▶ **Material for the task**:
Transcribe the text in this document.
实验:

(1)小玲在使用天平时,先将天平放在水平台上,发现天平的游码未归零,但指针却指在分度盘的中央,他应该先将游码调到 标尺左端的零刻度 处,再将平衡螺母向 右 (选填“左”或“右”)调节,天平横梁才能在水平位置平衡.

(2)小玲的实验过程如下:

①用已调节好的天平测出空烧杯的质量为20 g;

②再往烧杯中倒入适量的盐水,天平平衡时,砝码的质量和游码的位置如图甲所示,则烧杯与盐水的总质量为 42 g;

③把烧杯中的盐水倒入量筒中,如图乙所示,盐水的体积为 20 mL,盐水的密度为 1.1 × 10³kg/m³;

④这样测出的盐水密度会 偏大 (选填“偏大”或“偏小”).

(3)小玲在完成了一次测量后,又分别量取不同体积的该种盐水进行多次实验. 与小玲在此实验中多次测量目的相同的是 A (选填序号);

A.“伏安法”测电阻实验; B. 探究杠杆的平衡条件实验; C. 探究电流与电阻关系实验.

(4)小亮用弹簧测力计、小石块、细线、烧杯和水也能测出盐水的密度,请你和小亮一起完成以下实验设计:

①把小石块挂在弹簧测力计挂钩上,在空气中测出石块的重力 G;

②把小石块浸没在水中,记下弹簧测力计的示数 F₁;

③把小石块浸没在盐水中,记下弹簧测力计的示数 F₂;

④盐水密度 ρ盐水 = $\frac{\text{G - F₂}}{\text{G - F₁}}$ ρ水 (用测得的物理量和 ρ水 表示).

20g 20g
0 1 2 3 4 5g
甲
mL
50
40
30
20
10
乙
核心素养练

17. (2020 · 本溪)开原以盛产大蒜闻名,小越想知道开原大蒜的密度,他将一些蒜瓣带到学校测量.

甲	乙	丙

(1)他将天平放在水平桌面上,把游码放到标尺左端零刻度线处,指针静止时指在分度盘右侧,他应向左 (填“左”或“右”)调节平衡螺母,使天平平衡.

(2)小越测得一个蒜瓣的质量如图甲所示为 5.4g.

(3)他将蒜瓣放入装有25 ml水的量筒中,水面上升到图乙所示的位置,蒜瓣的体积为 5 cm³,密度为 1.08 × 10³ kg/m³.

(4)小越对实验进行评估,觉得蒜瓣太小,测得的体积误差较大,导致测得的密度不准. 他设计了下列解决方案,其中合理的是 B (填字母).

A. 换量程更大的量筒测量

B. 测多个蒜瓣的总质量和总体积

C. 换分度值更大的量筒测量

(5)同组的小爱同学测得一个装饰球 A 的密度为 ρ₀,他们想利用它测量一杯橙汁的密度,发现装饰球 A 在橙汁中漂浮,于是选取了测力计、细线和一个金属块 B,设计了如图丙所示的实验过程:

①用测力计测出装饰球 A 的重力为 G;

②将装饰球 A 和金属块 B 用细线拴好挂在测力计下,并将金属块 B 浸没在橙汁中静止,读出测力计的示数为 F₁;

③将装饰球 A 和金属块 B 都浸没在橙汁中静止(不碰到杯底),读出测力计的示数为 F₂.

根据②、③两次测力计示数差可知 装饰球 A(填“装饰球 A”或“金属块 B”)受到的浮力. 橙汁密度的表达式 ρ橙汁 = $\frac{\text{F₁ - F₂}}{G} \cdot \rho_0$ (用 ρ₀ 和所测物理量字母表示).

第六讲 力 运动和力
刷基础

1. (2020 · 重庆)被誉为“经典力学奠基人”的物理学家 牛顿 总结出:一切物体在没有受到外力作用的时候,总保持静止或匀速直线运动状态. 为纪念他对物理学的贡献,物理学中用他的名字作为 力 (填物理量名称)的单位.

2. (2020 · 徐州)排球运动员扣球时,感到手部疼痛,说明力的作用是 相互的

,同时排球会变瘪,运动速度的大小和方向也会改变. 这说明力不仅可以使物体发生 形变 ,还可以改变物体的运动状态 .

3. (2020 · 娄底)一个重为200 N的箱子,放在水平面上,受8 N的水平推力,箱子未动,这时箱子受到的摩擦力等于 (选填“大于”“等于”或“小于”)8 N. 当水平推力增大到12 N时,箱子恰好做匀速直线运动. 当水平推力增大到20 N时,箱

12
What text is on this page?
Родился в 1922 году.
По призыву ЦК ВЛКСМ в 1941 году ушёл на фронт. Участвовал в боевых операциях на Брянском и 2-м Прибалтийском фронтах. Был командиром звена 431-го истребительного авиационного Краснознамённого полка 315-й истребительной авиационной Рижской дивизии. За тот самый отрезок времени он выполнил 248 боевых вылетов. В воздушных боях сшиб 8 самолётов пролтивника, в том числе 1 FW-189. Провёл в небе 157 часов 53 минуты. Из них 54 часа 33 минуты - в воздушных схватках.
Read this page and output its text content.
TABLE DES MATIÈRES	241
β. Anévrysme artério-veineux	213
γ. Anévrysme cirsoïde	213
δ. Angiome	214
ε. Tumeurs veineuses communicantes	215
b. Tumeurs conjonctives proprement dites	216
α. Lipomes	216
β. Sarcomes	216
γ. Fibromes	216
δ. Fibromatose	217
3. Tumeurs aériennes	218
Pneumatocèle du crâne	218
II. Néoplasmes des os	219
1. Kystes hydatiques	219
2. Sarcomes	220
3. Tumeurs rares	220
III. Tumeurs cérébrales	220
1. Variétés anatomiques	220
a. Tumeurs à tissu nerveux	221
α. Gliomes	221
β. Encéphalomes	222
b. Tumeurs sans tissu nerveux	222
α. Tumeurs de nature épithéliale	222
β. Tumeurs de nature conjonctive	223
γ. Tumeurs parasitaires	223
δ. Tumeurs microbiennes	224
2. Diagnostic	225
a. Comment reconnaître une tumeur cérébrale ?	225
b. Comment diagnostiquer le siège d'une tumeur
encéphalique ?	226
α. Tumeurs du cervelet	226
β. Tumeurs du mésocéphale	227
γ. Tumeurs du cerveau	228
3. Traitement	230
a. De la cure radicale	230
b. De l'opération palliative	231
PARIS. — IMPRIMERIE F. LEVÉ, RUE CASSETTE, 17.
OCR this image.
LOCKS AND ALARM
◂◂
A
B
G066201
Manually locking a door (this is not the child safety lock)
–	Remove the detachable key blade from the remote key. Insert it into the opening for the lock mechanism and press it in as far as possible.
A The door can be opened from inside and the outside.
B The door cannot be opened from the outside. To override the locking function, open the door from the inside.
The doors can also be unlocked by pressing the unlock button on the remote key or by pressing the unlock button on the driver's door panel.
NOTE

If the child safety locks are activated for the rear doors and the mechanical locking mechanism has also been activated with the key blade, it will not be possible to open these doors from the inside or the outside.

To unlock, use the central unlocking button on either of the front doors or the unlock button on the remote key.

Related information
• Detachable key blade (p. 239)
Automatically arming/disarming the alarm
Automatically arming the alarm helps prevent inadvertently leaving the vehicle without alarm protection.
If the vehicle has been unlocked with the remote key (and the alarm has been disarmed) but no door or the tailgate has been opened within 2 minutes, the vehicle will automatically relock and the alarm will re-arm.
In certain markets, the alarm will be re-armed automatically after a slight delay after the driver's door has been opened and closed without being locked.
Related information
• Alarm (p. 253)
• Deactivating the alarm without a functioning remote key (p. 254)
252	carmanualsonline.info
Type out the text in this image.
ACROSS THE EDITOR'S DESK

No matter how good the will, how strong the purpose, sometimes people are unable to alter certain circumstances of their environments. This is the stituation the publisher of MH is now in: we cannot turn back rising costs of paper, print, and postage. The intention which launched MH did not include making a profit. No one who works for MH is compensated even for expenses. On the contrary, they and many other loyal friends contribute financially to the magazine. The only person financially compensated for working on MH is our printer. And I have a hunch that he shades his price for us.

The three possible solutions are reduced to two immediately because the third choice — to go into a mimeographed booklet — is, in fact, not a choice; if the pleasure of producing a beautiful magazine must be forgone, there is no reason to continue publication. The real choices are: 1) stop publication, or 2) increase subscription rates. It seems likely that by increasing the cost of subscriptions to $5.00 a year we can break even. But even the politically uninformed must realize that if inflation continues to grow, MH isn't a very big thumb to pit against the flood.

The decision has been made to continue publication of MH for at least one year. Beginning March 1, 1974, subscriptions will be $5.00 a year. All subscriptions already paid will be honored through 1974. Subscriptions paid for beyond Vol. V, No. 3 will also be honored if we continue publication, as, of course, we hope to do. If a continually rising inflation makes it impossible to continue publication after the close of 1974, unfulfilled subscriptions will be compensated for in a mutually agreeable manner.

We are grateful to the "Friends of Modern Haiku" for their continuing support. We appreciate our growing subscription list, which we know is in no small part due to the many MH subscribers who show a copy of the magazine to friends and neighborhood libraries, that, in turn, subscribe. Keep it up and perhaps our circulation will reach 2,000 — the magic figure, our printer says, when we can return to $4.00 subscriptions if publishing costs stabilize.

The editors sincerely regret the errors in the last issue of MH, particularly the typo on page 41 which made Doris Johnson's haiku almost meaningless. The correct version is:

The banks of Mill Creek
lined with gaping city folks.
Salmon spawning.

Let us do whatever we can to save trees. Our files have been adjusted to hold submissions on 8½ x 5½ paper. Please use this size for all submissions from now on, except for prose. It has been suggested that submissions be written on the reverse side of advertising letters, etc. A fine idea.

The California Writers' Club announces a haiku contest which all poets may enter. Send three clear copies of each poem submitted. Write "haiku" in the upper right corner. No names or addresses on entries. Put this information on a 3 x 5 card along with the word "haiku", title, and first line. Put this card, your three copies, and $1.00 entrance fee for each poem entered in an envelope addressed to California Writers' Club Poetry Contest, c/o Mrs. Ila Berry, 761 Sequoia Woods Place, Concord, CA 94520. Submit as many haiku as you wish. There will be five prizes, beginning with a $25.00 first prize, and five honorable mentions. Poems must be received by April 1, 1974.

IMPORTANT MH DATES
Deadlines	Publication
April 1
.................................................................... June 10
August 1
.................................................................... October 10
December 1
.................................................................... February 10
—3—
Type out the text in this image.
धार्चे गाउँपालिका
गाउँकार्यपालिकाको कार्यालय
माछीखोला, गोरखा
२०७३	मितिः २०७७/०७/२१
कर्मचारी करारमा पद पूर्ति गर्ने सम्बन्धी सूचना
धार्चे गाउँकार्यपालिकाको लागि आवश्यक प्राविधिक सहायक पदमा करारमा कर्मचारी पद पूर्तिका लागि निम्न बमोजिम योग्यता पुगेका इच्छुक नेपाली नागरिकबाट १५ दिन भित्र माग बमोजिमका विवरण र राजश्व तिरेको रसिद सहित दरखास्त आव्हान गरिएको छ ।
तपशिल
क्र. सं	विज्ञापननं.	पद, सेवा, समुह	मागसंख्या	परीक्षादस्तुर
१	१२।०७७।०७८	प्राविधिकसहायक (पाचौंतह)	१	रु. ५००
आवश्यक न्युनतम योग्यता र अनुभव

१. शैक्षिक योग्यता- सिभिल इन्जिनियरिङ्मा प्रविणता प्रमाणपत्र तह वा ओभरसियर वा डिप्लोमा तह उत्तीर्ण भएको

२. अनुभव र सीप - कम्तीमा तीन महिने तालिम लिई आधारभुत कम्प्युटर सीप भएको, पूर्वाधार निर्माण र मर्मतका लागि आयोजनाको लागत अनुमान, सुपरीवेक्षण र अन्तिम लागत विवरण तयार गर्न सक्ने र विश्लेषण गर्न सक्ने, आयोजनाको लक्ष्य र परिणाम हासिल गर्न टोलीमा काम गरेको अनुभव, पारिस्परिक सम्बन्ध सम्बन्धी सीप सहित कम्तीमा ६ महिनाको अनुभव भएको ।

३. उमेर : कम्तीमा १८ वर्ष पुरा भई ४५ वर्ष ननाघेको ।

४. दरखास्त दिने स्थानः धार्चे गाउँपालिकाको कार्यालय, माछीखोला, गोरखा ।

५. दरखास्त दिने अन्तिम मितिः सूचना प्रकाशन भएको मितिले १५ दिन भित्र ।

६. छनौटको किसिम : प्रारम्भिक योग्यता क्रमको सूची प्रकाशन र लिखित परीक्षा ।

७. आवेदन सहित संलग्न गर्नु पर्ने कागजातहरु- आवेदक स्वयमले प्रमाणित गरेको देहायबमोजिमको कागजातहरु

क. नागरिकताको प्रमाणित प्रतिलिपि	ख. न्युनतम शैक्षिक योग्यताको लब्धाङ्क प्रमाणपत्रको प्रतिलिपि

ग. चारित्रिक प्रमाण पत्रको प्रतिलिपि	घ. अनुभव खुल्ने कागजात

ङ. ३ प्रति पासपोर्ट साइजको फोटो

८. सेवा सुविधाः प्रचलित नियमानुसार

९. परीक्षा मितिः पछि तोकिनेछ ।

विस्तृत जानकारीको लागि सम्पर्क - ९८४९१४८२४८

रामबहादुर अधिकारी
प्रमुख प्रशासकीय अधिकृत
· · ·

▶ **Task to carry out**: Scan the listing above. Gather each line that contains the word "cannot".

▶ **Solution to this problem**:
B The door cannot be opened from the outside. To override the locking function, open the door from the inside.
No matter how good the will, how strong the purpose, sometimes people are unable to alter certain circumstances of their environments. This is the stituation the publisher of MH is now in: we cannot turn back rising costs of paper, print, and postage. The intention which launched MH did not include making a profit. No one who works for MH is compensated even for expenses. On the contrary, they and many other loyal friends contribute financially to the magazine. The only person financially compensated for working on MH is our printer. And I have a hunch that he shades his price for us.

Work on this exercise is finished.